(Collected data)

++++

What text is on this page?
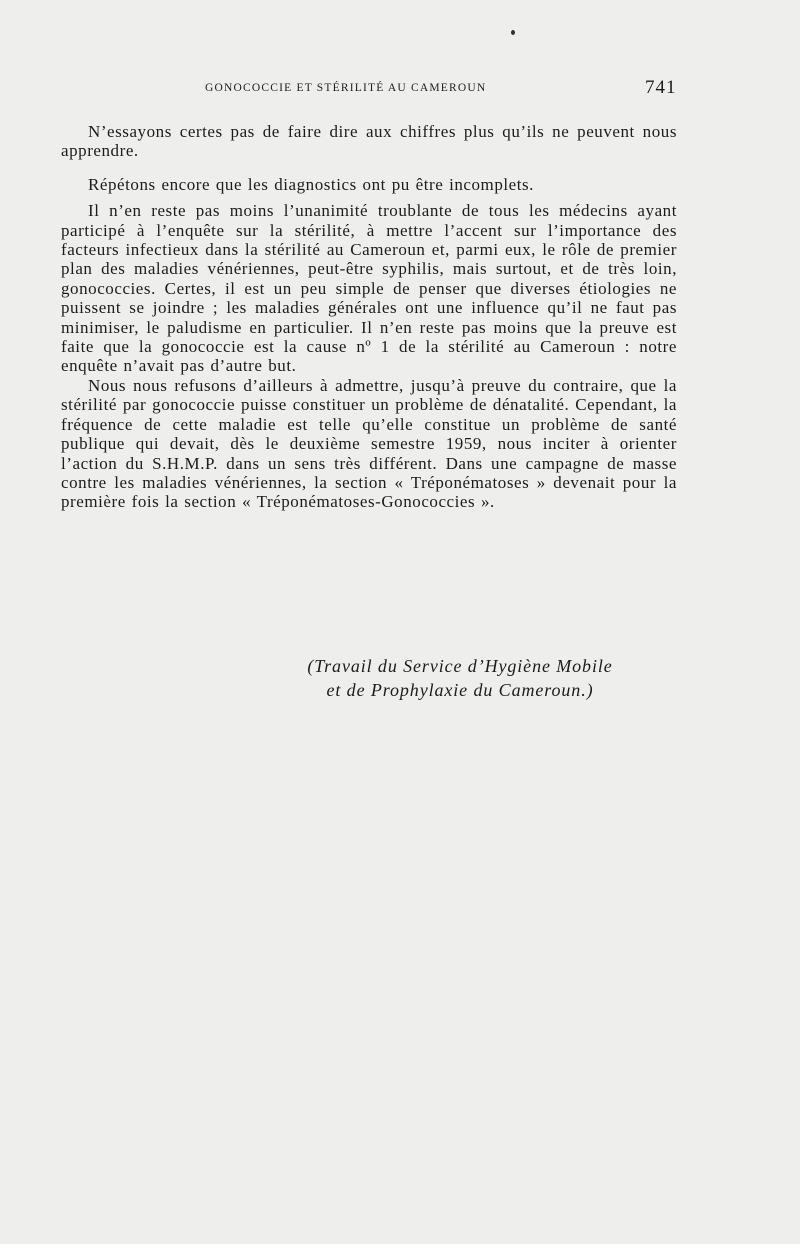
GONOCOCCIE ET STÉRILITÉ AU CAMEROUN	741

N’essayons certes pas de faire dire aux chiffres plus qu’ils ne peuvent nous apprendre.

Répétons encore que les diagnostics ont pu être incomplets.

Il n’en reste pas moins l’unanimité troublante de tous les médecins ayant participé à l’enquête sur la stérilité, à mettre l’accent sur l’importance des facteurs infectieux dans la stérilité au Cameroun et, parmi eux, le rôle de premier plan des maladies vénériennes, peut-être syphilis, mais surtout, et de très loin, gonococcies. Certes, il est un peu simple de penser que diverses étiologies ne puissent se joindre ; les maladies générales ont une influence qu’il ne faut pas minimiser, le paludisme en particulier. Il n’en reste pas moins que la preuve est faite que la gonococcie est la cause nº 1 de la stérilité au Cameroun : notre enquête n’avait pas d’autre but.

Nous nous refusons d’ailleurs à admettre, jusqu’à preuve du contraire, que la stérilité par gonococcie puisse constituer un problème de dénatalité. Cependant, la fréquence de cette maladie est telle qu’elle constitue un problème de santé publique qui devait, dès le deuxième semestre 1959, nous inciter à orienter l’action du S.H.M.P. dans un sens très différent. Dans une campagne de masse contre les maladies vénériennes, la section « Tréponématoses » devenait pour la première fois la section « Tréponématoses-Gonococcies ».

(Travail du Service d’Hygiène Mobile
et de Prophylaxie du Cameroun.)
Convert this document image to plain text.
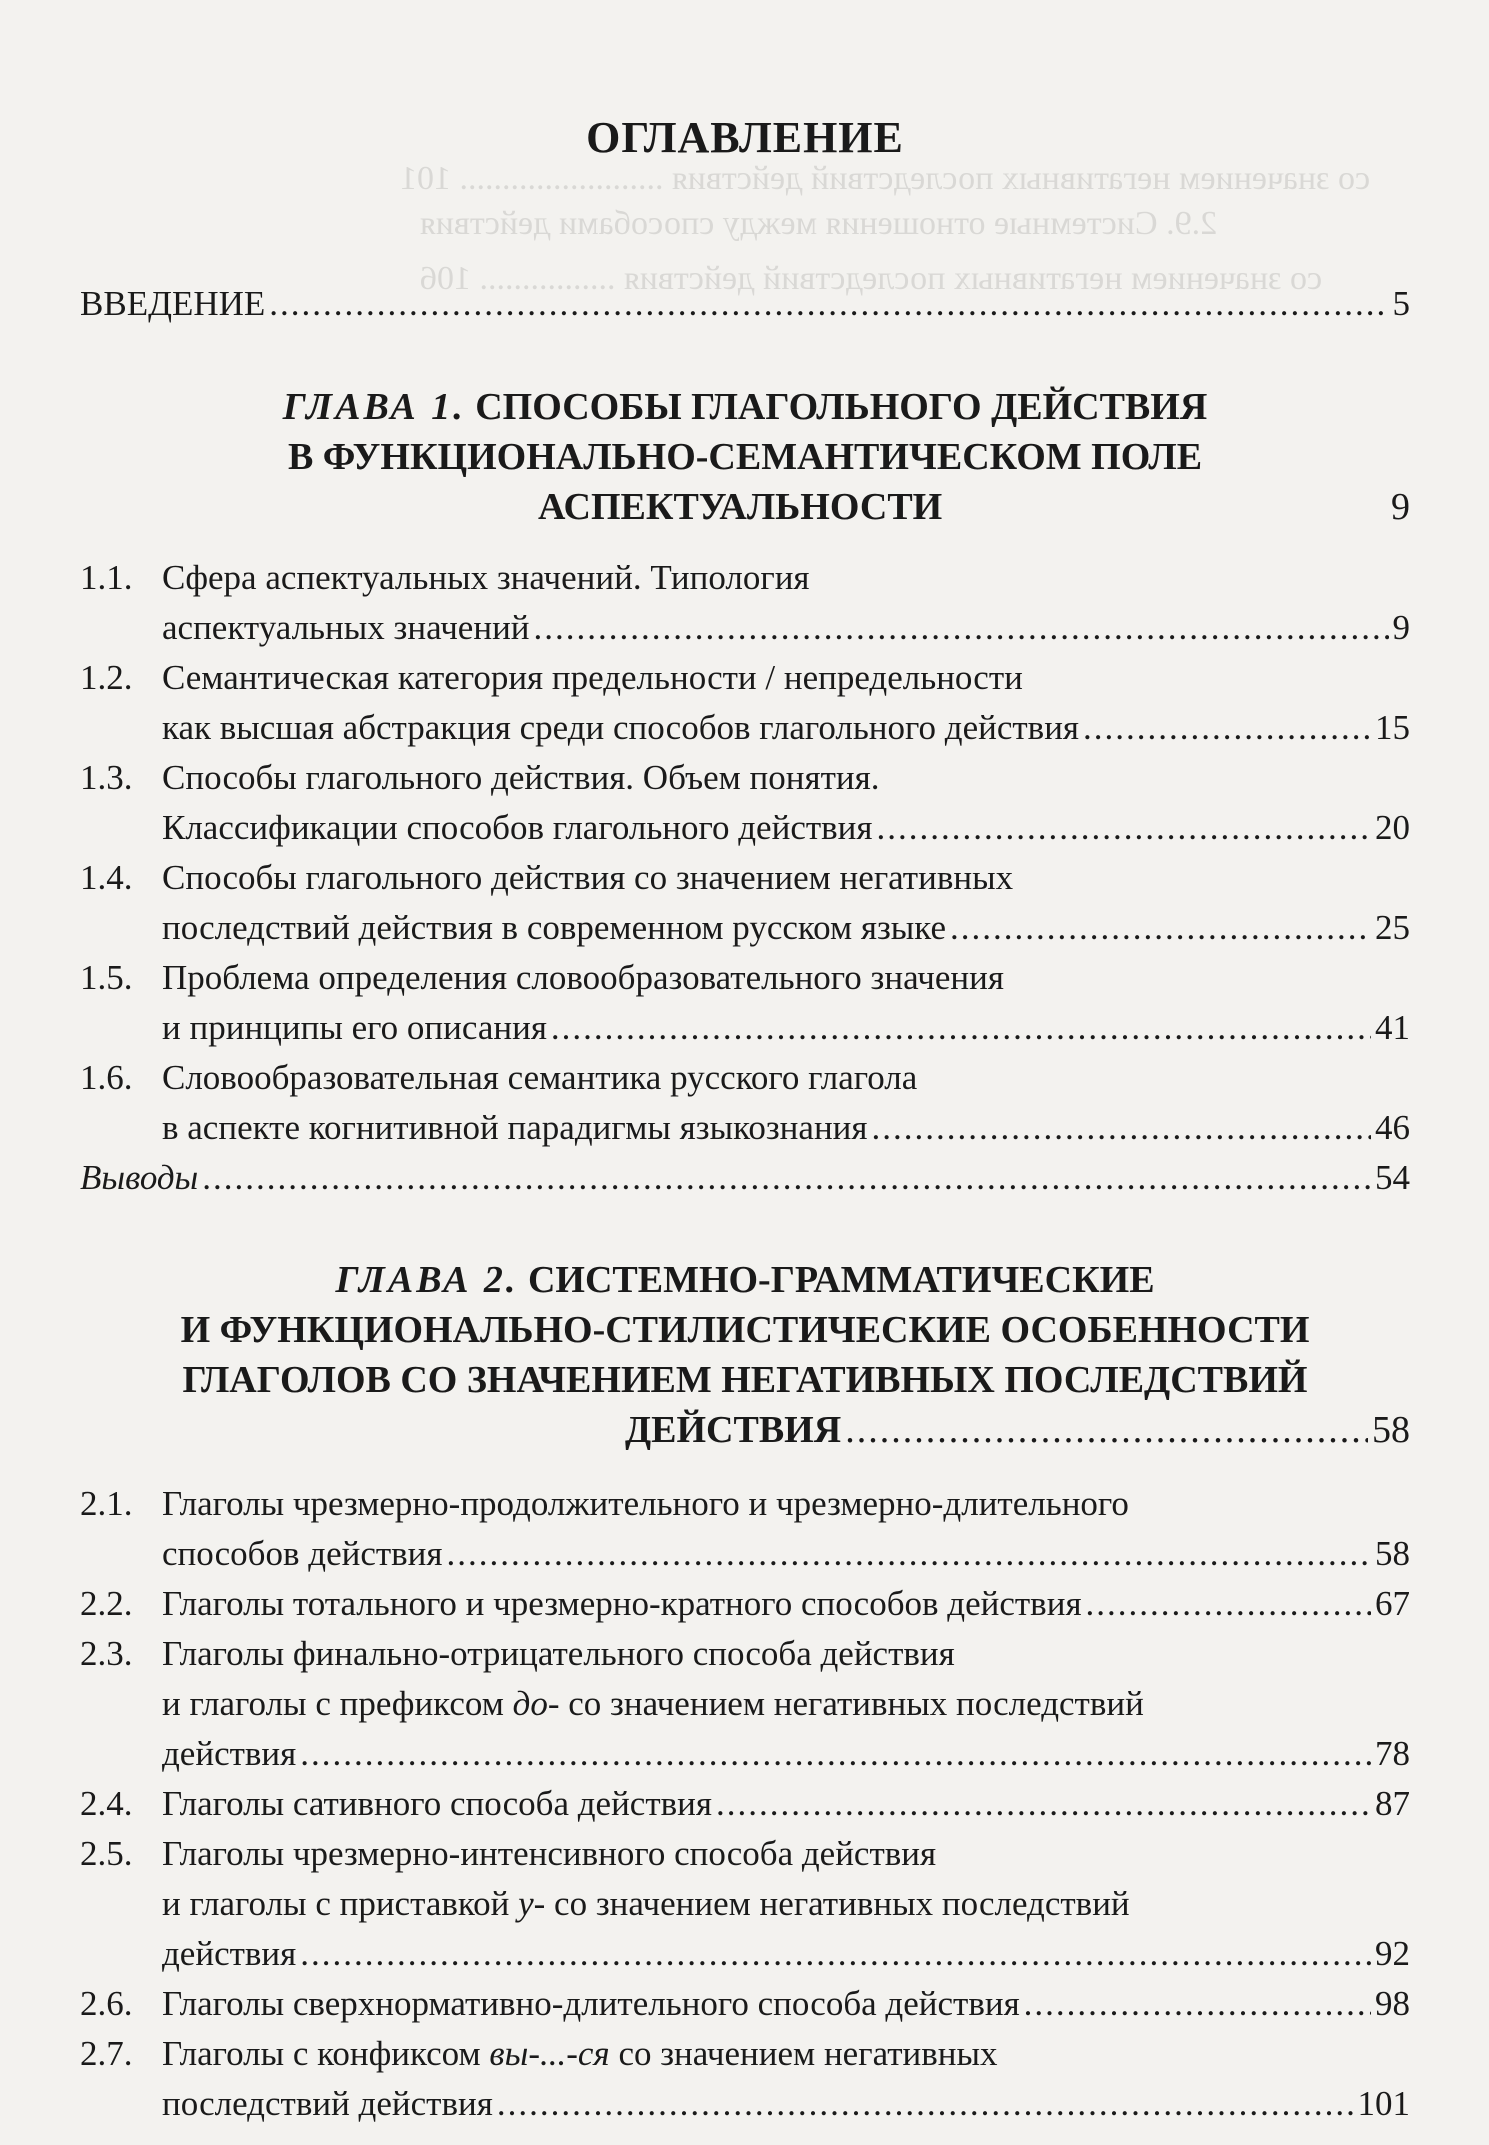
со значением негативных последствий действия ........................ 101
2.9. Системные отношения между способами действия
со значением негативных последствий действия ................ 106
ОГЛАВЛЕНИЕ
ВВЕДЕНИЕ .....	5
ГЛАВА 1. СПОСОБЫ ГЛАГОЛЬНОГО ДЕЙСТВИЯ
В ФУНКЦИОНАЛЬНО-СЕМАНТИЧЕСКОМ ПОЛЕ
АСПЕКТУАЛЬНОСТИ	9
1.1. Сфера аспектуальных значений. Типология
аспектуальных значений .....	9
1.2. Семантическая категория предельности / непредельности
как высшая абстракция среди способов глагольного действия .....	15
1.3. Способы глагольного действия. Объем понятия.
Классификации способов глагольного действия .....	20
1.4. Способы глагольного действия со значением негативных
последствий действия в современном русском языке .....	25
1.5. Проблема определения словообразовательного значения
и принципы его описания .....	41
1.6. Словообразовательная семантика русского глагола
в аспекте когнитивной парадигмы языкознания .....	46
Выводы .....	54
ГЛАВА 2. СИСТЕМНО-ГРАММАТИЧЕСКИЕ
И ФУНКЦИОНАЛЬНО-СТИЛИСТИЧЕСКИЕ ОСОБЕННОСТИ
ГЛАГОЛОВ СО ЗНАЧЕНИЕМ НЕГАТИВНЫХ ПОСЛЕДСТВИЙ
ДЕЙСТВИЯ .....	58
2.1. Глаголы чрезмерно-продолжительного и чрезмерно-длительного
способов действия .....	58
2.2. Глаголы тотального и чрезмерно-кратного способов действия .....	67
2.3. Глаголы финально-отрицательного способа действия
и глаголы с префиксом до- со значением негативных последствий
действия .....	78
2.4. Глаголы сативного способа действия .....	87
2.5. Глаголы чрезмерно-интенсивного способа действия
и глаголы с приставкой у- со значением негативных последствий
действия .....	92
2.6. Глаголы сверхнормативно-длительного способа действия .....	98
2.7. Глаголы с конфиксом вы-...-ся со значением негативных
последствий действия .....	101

++++

Objective —
Leave the pictures out and reproduce all of the records exactly.

Response —
What text is on this page?
GONOCOCCIE ET STÉRILITÉ AU CAMEROUN	741

N’essayons certes pas de faire dire aux chiffres plus qu’ils ne peuvent nous apprendre.

Répétons encore que les diagnostics ont pu être incomplets.

Il n’en reste pas moins l’unanimité troublante de tous les médecins ayant participé à l’enquête sur la stérilité, à mettre l’accent sur l’importance des facteurs infectieux dans la stérilité au Cameroun et, parmi eux, le rôle de premier plan des maladies vénériennes, peut-être syphilis, mais surtout, et de très loin, gonococcies. Certes, il est un peu simple de penser que diverses étiologies ne puissent se joindre ; les maladies générales ont une influence qu’il ne faut pas minimiser, le paludisme en particulier. Il n’en reste pas moins que la preuve est faite que la gonococcie est la cause nº 1 de la stérilité au Cameroun : notre enquête n’avait pas d’autre but.

Nous nous refusons d’ailleurs à admettre, jusqu’à preuve du contraire, que la stérilité par gonococcie puisse constituer un problème de dénatalité. Cependant, la fréquence de cette maladie est telle qu’elle constitue un problème de santé publique qui devait, dès le deuxième semestre 1959, nous inciter à orienter l’action du S.H.M.P. dans un sens très différent. Dans une campagne de masse contre les maladies vénériennes, la section « Tréponématoses » devenait pour la première fois la section « Tréponématoses-Gonococcies ».

(Travail du Service d’Hygiène Mobile
et de Prophylaxie du Cameroun.)
Convert this document image to plain text.
со значением негативных последствий действия ........................ 101
2.9. Системные отношения между способами действия
со значением негативных последствий действия ................ 106
ОГЛАВЛЕНИЕ
ВВЕДЕНИЕ .....	5
ГЛАВА 1. СПОСОБЫ ГЛАГОЛЬНОГО ДЕЙСТВИЯ
В ФУНКЦИОНАЛЬНО-СЕМАНТИЧЕСКОМ ПОЛЕ
АСПЕКТУАЛЬНОСТИ	9
1.1. Сфера аспектуальных значений. Типология
аспектуальных значений .....	9
1.2. Семантическая категория предельности / непредельности
как высшая абстракция среди способов глагольного действия .....	15
1.3. Способы глагольного действия. Объем понятия.
Классификации способов глагольного действия .....	20
1.4. Способы глагольного действия со значением негативных
последствий действия в современном русском языке .....	25
1.5. Проблема определения словообразовательного значения
и принципы его описания .....	41
1.6. Словообразовательная семантика русского глагола
в аспекте когнитивной парадигмы языкознания .....	46
Выводы .....	54
ГЛАВА 2. СИСТЕМНО-ГРАММАТИЧЕСКИЕ
И ФУНКЦИОНАЛЬНО-СТИЛИСТИЧЕСКИЕ ОСОБЕННОСТИ
ГЛАГОЛОВ СО ЗНАЧЕНИЕМ НЕГАТИВНЫХ ПОСЛЕДСТВИЙ
ДЕЙСТВИЯ .....	58
2.1. Глаголы чрезмерно-продолжительного и чрезмерно-длительного
способов действия .....	58
2.2. Глаголы тотального и чрезмерно-кратного способов действия .....	67
2.3. Глаголы финально-отрицательного способа действия
и глаголы с префиксом до- со значением негативных последствий
действия .....	78
2.4. Глаголы сативного способа действия .....	87
2.5. Глаголы чрезмерно-интенсивного способа действия
и глаголы с приставкой у- со значением негативных последствий
действия .....	92
2.6. Глаголы сверхнормативно-длительного способа действия .....	98
2.7. Глаголы с конфиксом вы-...-ся со значением негативных
последствий действия .....	101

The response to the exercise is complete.